_Exercise_
Return each line of the records holding the string "text".

_Data listing_
____________
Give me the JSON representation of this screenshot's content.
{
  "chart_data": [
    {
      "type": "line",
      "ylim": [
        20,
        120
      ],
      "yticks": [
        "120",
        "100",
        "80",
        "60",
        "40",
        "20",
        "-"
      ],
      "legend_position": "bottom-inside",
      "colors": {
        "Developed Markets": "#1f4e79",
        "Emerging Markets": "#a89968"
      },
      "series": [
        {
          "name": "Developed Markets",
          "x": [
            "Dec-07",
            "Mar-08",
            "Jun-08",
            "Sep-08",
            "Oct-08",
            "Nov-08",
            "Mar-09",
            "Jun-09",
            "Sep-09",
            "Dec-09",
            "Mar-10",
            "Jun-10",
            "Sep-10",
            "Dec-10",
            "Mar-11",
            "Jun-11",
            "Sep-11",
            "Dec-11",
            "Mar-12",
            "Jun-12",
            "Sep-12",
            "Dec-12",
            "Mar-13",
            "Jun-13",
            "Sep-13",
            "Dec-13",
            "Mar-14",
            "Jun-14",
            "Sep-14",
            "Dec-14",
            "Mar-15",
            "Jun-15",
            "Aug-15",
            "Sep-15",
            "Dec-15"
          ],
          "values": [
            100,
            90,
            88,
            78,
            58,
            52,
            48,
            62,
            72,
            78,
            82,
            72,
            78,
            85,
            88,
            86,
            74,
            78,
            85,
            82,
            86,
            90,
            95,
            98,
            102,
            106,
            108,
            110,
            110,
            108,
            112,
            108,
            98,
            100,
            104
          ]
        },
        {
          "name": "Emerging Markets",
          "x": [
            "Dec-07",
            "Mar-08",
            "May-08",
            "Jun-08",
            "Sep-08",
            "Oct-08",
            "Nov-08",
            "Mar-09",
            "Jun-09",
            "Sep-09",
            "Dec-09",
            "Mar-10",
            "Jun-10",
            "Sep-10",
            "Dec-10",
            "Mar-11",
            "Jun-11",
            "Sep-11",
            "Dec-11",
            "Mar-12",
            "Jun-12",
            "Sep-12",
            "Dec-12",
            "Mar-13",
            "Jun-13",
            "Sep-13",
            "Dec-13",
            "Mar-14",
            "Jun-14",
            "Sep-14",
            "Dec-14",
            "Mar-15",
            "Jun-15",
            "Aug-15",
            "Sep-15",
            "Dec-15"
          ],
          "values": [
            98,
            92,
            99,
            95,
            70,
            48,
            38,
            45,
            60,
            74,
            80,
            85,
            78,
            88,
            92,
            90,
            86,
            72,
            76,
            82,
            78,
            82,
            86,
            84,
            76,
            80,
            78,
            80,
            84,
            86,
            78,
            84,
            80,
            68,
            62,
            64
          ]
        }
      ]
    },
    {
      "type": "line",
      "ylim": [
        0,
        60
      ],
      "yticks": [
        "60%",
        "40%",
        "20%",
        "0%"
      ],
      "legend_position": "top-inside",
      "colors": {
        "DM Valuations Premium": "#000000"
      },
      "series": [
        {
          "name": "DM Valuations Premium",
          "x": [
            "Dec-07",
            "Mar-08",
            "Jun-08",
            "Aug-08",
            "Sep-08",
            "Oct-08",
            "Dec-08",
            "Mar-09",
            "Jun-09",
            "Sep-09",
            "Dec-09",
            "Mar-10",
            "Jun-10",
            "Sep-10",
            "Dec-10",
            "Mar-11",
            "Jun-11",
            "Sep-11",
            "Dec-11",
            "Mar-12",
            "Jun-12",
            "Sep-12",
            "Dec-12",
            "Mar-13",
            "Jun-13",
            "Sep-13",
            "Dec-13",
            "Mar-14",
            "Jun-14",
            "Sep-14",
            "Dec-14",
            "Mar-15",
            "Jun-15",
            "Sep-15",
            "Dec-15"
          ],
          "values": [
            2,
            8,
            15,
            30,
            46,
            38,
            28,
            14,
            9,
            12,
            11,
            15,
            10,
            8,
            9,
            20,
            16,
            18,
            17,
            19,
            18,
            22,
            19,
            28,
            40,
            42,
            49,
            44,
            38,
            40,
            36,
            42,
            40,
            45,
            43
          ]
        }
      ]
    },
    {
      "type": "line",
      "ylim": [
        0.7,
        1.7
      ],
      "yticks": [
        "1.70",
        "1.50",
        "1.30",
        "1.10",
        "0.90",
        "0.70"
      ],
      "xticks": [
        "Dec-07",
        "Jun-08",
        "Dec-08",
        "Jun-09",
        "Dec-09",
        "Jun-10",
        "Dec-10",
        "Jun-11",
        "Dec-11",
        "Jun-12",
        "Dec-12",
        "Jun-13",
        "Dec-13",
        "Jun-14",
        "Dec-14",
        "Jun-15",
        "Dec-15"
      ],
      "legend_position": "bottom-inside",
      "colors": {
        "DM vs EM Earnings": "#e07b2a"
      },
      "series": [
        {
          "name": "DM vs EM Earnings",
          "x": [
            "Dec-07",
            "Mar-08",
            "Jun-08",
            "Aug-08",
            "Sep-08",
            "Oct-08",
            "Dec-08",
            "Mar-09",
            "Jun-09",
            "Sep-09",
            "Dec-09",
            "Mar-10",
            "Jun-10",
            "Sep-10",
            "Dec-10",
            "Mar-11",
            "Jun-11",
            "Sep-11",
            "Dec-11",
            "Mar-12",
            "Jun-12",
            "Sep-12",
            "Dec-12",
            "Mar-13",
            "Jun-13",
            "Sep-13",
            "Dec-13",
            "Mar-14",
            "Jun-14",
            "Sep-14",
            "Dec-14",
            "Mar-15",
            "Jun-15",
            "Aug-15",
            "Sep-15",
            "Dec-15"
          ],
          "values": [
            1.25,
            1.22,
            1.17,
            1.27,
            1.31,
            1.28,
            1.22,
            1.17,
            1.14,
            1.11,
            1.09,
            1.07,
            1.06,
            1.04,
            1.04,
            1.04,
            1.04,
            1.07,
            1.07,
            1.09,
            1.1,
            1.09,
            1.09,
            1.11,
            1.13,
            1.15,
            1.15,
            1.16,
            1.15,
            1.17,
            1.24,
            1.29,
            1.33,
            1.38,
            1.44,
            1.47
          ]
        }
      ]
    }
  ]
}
____________
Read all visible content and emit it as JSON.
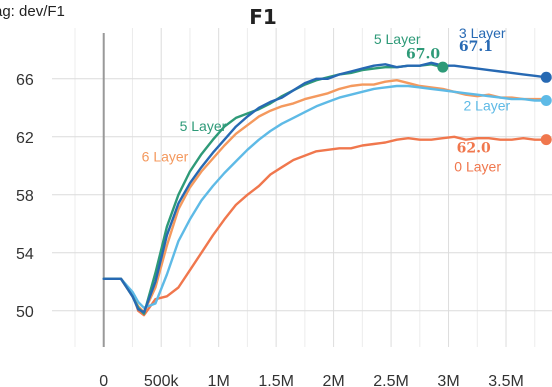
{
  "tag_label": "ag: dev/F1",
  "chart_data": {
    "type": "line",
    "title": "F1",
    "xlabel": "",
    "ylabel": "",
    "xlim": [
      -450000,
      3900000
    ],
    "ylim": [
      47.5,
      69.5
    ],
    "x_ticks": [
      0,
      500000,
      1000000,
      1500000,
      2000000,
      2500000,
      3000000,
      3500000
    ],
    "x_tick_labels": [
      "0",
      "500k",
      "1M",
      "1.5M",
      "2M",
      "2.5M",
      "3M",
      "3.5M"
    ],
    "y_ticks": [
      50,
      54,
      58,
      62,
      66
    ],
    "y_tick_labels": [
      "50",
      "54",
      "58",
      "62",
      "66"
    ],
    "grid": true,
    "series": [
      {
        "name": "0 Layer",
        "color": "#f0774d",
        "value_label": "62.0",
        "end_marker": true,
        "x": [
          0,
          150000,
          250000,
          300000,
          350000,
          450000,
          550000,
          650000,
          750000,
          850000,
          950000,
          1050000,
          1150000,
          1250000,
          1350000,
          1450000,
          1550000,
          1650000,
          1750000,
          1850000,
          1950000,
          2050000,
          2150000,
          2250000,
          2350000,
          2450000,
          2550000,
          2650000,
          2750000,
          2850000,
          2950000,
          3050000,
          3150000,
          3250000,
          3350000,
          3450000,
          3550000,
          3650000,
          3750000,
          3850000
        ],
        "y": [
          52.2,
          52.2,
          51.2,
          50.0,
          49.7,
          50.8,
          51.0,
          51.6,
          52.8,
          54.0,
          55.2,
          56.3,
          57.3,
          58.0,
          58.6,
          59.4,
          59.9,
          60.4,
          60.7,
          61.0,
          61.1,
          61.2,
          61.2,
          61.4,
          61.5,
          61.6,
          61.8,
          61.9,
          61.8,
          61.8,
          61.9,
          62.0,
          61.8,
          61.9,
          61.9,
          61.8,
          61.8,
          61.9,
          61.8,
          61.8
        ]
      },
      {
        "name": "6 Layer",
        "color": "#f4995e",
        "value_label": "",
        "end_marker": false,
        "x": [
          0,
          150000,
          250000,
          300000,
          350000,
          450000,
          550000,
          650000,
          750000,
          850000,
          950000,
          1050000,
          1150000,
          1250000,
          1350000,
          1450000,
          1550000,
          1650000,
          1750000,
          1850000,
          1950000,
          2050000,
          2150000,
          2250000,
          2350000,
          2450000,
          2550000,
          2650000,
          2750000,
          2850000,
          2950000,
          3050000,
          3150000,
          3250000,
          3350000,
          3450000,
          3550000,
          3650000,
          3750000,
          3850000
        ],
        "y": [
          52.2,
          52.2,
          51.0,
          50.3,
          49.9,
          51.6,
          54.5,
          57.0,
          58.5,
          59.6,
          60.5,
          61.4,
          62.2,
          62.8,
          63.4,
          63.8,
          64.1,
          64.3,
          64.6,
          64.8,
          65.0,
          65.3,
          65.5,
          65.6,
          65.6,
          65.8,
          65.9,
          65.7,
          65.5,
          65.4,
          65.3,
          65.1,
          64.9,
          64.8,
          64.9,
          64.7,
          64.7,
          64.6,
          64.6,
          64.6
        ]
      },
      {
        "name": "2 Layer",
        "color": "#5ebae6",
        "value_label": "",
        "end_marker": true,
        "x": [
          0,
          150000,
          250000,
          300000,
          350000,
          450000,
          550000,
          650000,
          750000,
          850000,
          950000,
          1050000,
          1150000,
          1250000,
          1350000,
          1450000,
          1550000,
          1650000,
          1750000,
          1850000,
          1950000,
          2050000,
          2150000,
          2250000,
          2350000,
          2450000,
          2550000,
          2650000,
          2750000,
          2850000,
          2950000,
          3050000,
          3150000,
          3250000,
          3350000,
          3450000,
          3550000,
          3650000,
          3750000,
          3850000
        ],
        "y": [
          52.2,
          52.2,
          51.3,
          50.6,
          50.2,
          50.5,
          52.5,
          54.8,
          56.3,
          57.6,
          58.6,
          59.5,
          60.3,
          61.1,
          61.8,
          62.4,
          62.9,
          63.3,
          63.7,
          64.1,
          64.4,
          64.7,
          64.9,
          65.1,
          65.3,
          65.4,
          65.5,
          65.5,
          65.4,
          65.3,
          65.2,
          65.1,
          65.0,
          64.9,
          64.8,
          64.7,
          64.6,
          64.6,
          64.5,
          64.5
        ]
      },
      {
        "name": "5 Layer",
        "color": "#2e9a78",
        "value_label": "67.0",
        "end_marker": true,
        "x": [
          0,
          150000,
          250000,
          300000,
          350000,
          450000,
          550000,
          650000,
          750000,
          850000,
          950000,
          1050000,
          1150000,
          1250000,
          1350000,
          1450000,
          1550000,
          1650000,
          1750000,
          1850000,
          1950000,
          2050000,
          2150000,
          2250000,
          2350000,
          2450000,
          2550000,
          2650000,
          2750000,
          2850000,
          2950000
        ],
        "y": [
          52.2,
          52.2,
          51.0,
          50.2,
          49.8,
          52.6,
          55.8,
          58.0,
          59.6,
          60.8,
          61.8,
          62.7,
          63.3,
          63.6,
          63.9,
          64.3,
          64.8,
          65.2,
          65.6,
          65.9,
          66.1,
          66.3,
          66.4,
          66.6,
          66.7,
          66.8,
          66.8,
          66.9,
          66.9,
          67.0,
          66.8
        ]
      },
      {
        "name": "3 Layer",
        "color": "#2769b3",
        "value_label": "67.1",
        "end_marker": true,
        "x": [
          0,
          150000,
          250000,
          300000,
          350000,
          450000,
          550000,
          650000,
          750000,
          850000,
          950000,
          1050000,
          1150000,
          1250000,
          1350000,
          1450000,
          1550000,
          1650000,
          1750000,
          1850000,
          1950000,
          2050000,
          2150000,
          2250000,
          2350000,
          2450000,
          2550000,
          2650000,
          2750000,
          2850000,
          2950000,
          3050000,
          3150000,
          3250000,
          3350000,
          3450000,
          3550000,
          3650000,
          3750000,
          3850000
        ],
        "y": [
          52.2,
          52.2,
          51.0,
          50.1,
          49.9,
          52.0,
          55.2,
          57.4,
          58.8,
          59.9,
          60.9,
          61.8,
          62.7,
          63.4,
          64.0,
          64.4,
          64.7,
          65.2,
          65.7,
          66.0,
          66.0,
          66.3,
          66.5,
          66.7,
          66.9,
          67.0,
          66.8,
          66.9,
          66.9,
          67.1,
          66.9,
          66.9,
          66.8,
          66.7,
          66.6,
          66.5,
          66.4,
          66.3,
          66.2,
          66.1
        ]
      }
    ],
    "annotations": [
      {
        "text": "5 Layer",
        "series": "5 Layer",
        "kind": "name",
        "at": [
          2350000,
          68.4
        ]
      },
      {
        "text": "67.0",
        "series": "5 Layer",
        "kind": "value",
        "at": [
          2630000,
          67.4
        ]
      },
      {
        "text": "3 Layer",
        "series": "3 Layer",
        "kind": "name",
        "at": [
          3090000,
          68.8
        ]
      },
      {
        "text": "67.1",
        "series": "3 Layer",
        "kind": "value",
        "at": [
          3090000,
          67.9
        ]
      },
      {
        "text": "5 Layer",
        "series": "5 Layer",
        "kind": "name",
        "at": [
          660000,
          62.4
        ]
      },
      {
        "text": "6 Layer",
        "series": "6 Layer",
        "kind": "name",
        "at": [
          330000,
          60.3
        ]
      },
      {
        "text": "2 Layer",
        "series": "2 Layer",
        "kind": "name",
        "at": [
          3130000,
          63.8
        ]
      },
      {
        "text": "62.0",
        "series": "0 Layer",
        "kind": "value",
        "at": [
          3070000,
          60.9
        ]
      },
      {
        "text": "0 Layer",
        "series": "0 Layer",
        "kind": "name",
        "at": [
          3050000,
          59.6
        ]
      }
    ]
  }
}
____________
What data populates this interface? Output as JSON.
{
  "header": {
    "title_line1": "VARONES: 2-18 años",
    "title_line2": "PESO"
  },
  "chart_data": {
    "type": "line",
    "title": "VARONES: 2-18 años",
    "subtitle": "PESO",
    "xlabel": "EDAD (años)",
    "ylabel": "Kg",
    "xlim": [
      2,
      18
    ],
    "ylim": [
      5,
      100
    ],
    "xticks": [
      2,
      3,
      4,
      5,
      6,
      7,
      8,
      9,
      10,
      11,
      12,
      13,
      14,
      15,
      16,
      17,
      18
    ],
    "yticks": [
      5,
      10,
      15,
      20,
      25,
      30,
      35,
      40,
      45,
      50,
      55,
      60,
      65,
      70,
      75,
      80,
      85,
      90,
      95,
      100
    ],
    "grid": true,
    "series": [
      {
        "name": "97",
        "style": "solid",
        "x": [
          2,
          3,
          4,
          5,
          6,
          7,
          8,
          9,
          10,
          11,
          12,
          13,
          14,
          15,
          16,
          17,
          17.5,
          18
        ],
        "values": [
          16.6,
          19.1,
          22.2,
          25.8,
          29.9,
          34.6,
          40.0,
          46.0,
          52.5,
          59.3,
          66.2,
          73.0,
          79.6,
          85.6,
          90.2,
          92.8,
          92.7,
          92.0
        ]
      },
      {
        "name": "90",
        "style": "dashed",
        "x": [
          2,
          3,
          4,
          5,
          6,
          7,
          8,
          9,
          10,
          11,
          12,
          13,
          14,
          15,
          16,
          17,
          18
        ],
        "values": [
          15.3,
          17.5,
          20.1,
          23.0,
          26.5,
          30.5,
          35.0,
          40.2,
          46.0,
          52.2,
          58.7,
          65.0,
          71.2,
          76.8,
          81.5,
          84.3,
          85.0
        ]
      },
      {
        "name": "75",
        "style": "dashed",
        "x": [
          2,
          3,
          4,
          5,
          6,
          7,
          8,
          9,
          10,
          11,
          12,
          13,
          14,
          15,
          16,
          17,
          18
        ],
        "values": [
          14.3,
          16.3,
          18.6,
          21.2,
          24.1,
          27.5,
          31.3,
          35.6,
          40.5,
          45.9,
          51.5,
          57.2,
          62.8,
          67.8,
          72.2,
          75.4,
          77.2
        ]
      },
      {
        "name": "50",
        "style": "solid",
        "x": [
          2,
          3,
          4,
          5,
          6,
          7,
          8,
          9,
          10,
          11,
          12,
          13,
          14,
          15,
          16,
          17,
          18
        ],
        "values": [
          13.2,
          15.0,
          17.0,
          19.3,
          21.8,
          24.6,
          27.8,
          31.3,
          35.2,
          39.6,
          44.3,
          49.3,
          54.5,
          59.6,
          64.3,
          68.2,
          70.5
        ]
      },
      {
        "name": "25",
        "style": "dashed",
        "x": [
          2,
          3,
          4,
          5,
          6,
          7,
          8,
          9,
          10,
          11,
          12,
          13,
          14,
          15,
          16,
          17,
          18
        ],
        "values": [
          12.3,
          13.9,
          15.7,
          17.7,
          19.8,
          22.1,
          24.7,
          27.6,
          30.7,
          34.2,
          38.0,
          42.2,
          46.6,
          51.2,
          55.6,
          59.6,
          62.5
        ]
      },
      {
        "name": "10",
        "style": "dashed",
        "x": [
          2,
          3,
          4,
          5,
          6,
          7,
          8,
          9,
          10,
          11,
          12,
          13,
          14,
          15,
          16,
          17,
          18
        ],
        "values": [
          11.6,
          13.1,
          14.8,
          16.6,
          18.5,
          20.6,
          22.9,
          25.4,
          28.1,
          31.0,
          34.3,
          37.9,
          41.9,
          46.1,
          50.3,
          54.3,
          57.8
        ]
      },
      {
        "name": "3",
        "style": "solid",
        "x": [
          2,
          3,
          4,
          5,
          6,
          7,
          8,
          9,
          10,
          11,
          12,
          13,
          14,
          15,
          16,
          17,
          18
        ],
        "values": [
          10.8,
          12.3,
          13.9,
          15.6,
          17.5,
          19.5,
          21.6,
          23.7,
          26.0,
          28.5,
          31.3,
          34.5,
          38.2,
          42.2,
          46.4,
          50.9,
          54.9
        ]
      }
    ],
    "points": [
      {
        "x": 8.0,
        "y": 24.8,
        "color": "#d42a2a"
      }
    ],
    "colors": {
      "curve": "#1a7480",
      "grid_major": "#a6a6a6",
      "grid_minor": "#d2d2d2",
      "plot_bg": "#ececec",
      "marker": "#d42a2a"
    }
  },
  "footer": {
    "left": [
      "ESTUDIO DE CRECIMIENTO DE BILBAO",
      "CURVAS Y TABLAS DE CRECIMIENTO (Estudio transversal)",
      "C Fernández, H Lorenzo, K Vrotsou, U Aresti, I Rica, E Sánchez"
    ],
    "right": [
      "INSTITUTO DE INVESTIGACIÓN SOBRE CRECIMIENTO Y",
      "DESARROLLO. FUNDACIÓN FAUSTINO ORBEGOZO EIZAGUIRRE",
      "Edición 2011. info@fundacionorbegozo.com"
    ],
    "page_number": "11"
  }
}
____________
_Correct response_
        "text": "5 Layer",
        "text": "67.0",
        "text": "3 Layer",
        "text": "67.1",
        "text": "5 Layer",
        "text": "6 Layer",
        "text": "2 Layer",
        "text": "62.0",
        "text": "0 Layer",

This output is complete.